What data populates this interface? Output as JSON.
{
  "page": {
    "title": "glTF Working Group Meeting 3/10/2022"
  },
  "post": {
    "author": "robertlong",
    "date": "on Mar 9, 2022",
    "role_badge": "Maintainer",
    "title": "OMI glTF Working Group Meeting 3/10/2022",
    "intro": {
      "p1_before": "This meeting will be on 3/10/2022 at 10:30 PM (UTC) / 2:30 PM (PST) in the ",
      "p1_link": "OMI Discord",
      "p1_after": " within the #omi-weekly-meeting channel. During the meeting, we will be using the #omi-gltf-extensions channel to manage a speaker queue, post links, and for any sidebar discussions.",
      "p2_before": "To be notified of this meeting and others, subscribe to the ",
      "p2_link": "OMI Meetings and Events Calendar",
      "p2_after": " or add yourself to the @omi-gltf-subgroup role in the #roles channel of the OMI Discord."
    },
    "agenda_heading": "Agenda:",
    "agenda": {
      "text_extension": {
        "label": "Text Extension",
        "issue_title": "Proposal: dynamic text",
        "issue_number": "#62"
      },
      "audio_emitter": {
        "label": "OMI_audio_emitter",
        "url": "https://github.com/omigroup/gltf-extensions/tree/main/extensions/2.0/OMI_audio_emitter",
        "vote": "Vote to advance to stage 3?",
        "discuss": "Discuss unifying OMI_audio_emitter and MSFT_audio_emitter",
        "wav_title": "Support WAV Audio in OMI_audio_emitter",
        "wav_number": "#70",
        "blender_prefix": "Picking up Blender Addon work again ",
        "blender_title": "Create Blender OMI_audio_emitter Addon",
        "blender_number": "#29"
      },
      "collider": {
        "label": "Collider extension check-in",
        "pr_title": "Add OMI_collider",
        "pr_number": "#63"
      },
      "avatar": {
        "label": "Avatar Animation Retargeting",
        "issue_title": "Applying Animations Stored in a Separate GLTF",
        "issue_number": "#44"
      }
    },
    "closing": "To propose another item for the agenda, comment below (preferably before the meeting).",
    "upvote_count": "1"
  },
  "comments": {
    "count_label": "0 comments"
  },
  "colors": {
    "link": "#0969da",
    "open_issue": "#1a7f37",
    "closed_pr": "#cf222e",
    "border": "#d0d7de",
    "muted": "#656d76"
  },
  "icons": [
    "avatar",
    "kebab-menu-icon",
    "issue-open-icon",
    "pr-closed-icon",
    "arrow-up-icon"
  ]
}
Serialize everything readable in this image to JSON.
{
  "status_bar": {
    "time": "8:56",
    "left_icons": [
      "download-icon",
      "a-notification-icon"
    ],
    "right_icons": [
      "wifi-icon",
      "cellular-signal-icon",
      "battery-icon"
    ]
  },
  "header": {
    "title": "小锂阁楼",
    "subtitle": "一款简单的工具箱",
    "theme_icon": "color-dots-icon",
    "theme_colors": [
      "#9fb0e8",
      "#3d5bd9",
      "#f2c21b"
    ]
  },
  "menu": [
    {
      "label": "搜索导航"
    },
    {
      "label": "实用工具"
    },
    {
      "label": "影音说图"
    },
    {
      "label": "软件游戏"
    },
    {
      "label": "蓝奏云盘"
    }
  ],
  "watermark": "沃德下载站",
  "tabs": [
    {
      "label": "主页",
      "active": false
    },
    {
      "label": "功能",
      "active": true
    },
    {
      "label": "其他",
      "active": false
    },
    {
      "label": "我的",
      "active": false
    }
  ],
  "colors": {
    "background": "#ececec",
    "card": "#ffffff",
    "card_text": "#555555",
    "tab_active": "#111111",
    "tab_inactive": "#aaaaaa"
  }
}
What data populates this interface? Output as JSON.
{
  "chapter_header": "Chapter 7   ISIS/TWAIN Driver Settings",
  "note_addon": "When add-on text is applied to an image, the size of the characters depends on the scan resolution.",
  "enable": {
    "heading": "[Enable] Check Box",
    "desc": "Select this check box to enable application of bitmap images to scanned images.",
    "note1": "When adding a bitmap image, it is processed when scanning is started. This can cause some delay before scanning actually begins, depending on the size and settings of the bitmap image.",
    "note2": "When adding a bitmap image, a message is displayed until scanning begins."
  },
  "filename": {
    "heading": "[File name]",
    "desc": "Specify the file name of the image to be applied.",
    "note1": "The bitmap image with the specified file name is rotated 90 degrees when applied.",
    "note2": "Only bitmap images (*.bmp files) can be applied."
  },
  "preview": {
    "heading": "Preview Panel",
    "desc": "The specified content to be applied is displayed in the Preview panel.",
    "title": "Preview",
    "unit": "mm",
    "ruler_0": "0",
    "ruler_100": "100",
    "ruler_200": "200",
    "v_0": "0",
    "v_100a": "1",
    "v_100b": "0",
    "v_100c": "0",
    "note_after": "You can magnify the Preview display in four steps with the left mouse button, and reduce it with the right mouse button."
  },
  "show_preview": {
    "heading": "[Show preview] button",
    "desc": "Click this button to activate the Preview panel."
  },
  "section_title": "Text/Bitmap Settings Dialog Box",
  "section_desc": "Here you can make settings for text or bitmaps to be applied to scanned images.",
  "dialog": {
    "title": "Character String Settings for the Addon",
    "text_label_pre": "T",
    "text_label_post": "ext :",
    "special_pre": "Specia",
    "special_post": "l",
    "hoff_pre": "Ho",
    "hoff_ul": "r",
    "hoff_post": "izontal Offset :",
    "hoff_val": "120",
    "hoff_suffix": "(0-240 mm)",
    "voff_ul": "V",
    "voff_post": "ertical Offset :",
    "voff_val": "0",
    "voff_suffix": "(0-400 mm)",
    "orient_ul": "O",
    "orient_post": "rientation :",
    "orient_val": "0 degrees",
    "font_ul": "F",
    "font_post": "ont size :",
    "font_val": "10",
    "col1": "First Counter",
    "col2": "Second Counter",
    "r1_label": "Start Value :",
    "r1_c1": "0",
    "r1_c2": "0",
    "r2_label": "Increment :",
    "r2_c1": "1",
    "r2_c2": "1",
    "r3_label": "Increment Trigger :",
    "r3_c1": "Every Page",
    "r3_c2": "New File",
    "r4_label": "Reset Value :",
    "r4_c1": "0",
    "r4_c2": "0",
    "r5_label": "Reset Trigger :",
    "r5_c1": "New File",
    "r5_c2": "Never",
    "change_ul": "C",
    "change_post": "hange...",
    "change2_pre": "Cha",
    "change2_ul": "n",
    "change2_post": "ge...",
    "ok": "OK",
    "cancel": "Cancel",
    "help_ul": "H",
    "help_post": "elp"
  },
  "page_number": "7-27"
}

===

Write the material out again in its entirety, exactly as shown.

▶ **SOLVED PROBLEM**
What data populates this interface? Output as JSON.
{
  "page": {
    "title": "glTF Working Group Meeting 3/10/2022"
  },
  "post": {
    "author": "robertlong",
    "date": "on Mar 9, 2022",
    "role_badge": "Maintainer",
    "title": "OMI glTF Working Group Meeting 3/10/2022",
    "intro": {
      "p1_before": "This meeting will be on 3/10/2022 at 10:30 PM (UTC) / 2:30 PM (PST) in the ",
      "p1_link": "OMI Discord",
      "p1_after": " within the #omi-weekly-meeting channel. During the meeting, we will be using the #omi-gltf-extensions channel to manage a speaker queue, post links, and for any sidebar discussions.",
      "p2_before": "To be notified of this meeting and others, subscribe to the ",
      "p2_link": "OMI Meetings and Events Calendar",
      "p2_after": " or add yourself to the @omi-gltf-subgroup role in the #roles channel of the OMI Discord."
    },
    "agenda_heading": "Agenda:",
    "agenda": {
      "text_extension": {
        "label": "Text Extension",
        "issue_title": "Proposal: dynamic text",
        "issue_number": "#62"
      },
      "audio_emitter": {
        "label": "OMI_audio_emitter",
        "url": "https://github.com/omigroup/gltf-extensions/tree/main/extensions/2.0/OMI_audio_emitter",
        "vote": "Vote to advance to stage 3?",
        "discuss": "Discuss unifying OMI_audio_emitter and MSFT_audio_emitter",
        "wav_title": "Support WAV Audio in OMI_audio_emitter",
        "wav_number": "#70",
        "blender_prefix": "Picking up Blender Addon work again ",
        "blender_title": "Create Blender OMI_audio_emitter Addon",
        "blender_number": "#29"
      },
      "collider": {
        "label": "Collider extension check-in",
        "pr_title": "Add OMI_collider",
        "pr_number": "#63"
      },
      "avatar": {
        "label": "Avatar Animation Retargeting",
        "issue_title": "Applying Animations Stored in a Separate GLTF",
        "issue_number": "#44"
      }
    },
    "closing": "To propose another item for the agenda, comment below (preferably before the meeting).",
    "upvote_count": "1"
  },
  "comments": {
    "count_label": "0 comments"
  },
  "colors": {
    "link": "#0969da",
    "open_issue": "#1a7f37",
    "closed_pr": "#cf222e",
    "border": "#d0d7de",
    "muted": "#656d76"
  },
  "icons": [
    "avatar",
    "kebab-menu-icon",
    "issue-open-icon",
    "pr-closed-icon",
    "arrow-up-icon"
  ]
}
Serialize everything readable in this image to JSON.
{
  "status_bar": {
    "time": "8:56",
    "left_icons": [
      "download-icon",
      "a-notification-icon"
    ],
    "right_icons": [
      "wifi-icon",
      "cellular-signal-icon",
      "battery-icon"
    ]
  },
  "header": {
    "title": "小锂阁楼",
    "subtitle": "一款简单的工具箱",
    "theme_icon": "color-dots-icon",
    "theme_colors": [
      "#9fb0e8",
      "#3d5bd9",
      "#f2c21b"
    ]
  },
  "menu": [
    {
      "label": "搜索导航"
    },
    {
      "label": "实用工具"
    },
    {
      "label": "影音说图"
    },
    {
      "label": "软件游戏"
    },
    {
      "label": "蓝奏云盘"
    }
  ],
  "watermark": "沃德下载站",
  "tabs": [
    {
      "label": "主页",
      "active": false
    },
    {
      "label": "功能",
      "active": true
    },
    {
      "label": "其他",
      "active": false
    },
    {
      "label": "我的",
      "active": false
    }
  ],
  "colors": {
    "background": "#ececec",
    "card": "#ffffff",
    "card_text": "#555555",
    "tab_active": "#111111",
    "tab_inactive": "#aaaaaa"
  }
}
What data populates this interface? Output as JSON.
{
  "chapter_header": "Chapter 7   ISIS/TWAIN Driver Settings",
  "note_addon": "When add-on text is applied to an image, the size of the characters depends on the scan resolution.",
  "enable": {
    "heading": "[Enable] Check Box",
    "desc": "Select this check box to enable application of bitmap images to scanned images.",
    "note1": "When adding a bitmap image, it is processed when scanning is started. This can cause some delay before scanning actually begins, depending on the size and settings of the bitmap image.",
    "note2": "When adding a bitmap image, a message is displayed until scanning begins."
  },
  "filename": {
    "heading": "[File name]",
    "desc": "Specify the file name of the image to be applied.",
    "note1": "The bitmap image with the specified file name is rotated 90 degrees when applied.",
    "note2": "Only bitmap images (*.bmp files) can be applied."
  },
  "preview": {
    "heading": "Preview Panel",
    "desc": "The specified content to be applied is displayed in the Preview panel.",
    "title": "Preview",
    "unit": "mm",
    "ruler_0": "0",
    "ruler_100": "100",
    "ruler_200": "200",
    "v_0": "0",
    "v_100a": "1",
    "v_100b": "0",
    "v_100c": "0",
    "note_after": "You can magnify the Preview display in four steps with the left mouse button, and reduce it with the right mouse button."
  },
  "show_preview": {
    "heading": "[Show preview] button",
    "desc": "Click this button to activate the Preview panel."
  },
  "section_title": "Text/Bitmap Settings Dialog Box",
  "section_desc": "Here you can make settings for text or bitmaps to be applied to scanned images.",
  "dialog": {
    "title": "Character String Settings for the Addon",
    "text_label_pre": "T",
    "text_label_post": "ext :",
    "special_pre": "Specia",
    "special_post": "l",
    "hoff_pre": "Ho",
    "hoff_ul": "r",
    "hoff_post": "izontal Offset :",
    "hoff_val": "120",
    "hoff_suffix": "(0-240 mm)",
    "voff_ul": "V",
    "voff_post": "ertical Offset :",
    "voff_val": "0",
    "voff_suffix": "(0-400 mm)",
    "orient_ul": "O",
    "orient_post": "rientation :",
    "orient_val": "0 degrees",
    "font_ul": "F",
    "font_post": "ont size :",
    "font_val": "10",
    "col1": "First Counter",
    "col2": "Second Counter",
    "r1_label": "Start Value :",
    "r1_c1": "0",
    "r1_c2": "0",
    "r2_label": "Increment :",
    "r2_c1": "1",
    "r2_c2": "1",
    "r3_label": "Increment Trigger :",
    "r3_c1": "Every Page",
    "r3_c2": "New File",
    "r4_label": "Reset Value :",
    "r4_c1": "0",
    "r4_c2": "0",
    "r5_label": "Reset Trigger :",
    "r5_c1": "New File",
    "r5_c2": "Never",
    "change_ul": "C",
    "change_post": "hange...",
    "change2_pre": "Cha",
    "change2_ul": "n",
    "change2_post": "ge...",
    "ok": "OK",
    "cancel": "Cancel",
    "help_ul": "H",
    "help_post": "elp"
  },
  "page_number": "7-27"
}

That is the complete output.